▶ [QUOTED PASSAGE]

The provisions of the Regulation are created with the aim of developing competitive advantages for large business. First, Regulation on the Statute of the European company is directly applicable legal act and vest the supranational legal entity with legal capacity, which has a European origin, instead of other companies, founded based on national legislation. It means, that European companies from different Member States not only are governed by the same Regulation provisions, but also have possibility to change the location of a company within the EU Member States without the need for passing the liquidation procedure of the company in the state of the original location. It gives a significant cost reduction for the large companies, thus, increase of profitability, attraction of investments and further business development. Second, the requirement for minimum subscribed capital of a European company, established in the amount of 120.000 euro, is accessible mainly to large companies. It became a barrier to development and popularity of this legal form for small and medium-sized enterprises. Third, European companies have a possibility to use different structures of managing bodies, even to choose such management structure, which is not allowed for national public limited-liability companies by the national legislation.

The existing provisions of the Regulation gave to European companies certain advantages and drawbacks, as well as identified areas for further improvement of legislation in order to encourage their establishment and activities.

According to statistics, the increase in the number of European companies is registered annually. On the one hand, it is not deniable, that this fact is a positive. Indeed, only 96 European companies were registered on 8 September 2007 [7, 53], 2125 – on 21 March 2014 [5, 2], and 2647 – on 15 October 2016 [3].

On the other hand, the number of registered European companies over the past 12 years indicates a tepid interest in this legal form of business. In this regard, it is important to highlight a few main reasons.

First, European company is legal person under the EU law, which is not exactly “supranational”, but has “supranational” nature, because major importance in regulating their activities has the applicable national law of the EU Member States. This is why the European company gets its own national characteristics in each Member States of the EU, due to different legal regulation of the activities at the national level.

The European legislator made a serious deviation from the “supranational” nature of the European company, because of rejection of the idea of keeping the union-wide register of all European companies. European company should be registered in the EU Member State in which it has its registered office in a register designated by the law of that Member State.

Thus, the legal uncertainty of the process of forming European companies, mainly stemming from the lack of uniformity of such companies because of the references to national legislation, is one of the important obstacles in the establishment of European companies.

Second, there is the need to attract substantial funds in the formation of a European company. According to the data obtained as a result of ongoing research upon the request of the European Commission, the total expenditure on the formation of a European company, including the costs of legal advice, translation and registration, can reach from 100.000 euro up to 2-4 million euro [11].

Third, the lack of awareness of European companies among the business community is also a serious problem in the spread of this form of legal entity in the EU Member States. In announcing the adoption of a European company, companies often incur additional costs associated with the explanation of legal nature of European companies among its business partners and employees of the company.

Fourth, the procedure relating to the negotiation of employee involvement as provided by Directive on worker participation in the management of the European company is regarded as a complex procedure and is therefore often seen as a drawback for formation of European company. Especially this factor has negative influence in the EU Member States, in which the national legislation does not provide for a system of employee participation [8, 241].

▶ [LISTED ENTRIES]

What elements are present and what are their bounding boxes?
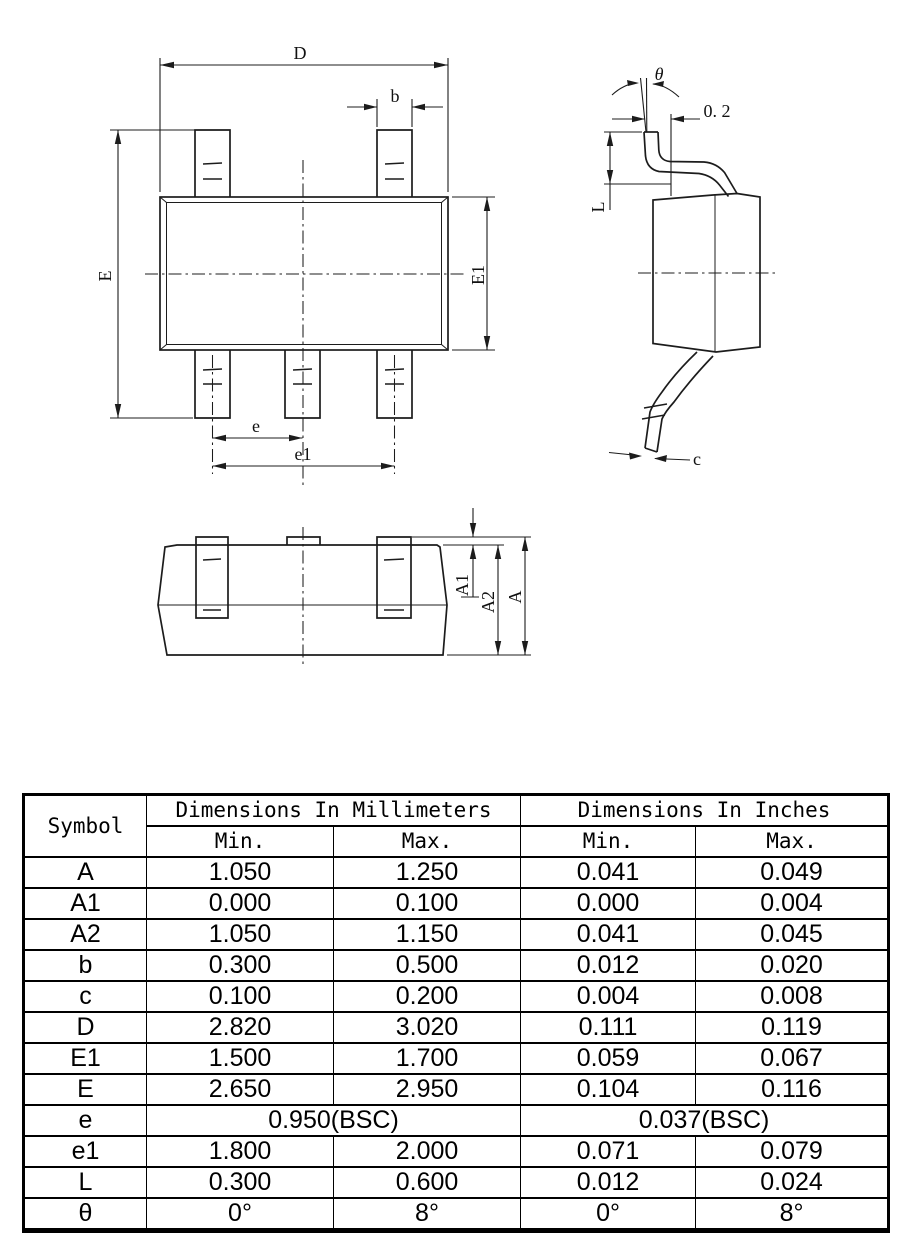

---

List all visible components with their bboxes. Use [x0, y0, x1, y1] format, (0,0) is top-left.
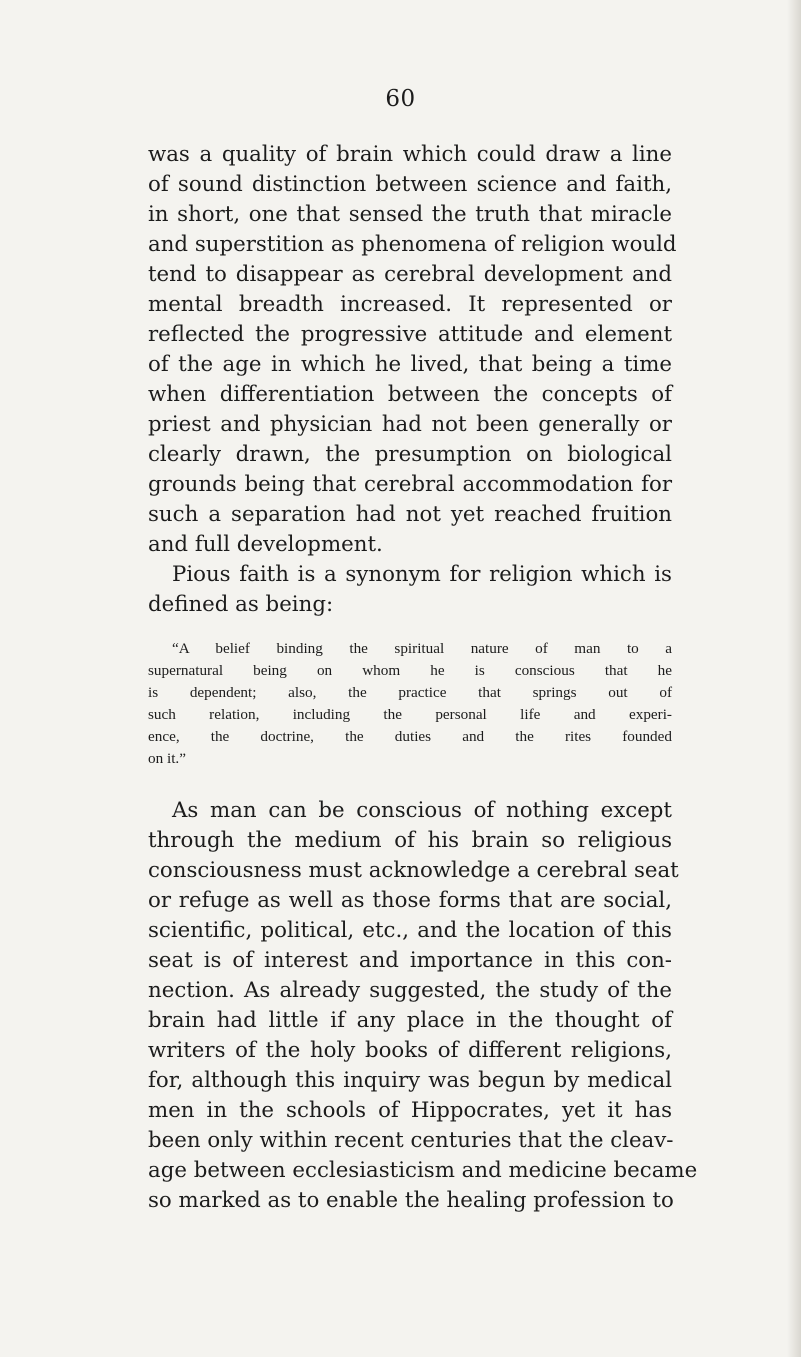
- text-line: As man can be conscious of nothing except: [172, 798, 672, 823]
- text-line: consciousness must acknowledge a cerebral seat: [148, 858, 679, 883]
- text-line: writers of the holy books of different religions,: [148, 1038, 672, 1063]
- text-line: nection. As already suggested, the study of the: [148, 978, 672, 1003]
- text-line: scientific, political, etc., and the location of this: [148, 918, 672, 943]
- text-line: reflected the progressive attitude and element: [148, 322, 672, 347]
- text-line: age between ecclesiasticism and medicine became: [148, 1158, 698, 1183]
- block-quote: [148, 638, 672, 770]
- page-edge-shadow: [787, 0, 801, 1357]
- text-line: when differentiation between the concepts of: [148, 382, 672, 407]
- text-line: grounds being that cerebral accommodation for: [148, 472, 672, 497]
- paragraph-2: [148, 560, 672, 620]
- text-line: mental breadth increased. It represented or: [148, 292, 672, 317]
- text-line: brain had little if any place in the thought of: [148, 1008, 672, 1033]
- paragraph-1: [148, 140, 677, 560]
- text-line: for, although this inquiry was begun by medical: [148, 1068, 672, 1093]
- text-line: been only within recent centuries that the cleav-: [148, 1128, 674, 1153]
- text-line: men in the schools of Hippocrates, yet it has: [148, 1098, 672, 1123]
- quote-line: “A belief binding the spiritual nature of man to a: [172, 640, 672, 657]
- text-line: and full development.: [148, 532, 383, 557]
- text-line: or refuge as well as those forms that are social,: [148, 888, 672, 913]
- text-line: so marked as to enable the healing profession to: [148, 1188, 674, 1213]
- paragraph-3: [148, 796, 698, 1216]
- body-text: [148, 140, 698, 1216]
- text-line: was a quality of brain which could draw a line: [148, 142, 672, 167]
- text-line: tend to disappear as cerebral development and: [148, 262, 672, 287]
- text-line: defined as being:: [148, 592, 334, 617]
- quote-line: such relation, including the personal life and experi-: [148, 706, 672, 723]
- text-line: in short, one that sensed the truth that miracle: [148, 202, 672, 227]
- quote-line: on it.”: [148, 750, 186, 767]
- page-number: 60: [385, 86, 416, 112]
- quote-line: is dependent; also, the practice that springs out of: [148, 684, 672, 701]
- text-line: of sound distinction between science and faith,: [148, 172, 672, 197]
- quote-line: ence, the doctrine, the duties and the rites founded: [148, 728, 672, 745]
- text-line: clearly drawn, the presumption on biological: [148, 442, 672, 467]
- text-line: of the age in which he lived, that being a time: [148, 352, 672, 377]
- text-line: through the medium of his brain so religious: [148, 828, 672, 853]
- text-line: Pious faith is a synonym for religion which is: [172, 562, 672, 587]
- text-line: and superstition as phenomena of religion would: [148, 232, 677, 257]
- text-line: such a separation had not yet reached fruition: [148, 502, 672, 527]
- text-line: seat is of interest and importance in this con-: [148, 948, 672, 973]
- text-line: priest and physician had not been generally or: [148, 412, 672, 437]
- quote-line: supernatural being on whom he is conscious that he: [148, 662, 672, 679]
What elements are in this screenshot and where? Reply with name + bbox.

▶ [REQUIREMENT]
Answer from the text on European companies above:
1. What minimum subscribed capital is set for a European company?
2. How many European companies were registered on 15 October 2016?
3. What range can the total cost of forming a European company reach?

▶ [SOLUTION]
1. 120,000 euros.
2. 2,647.
3. From 100,000 euros up to 2–4 million euros.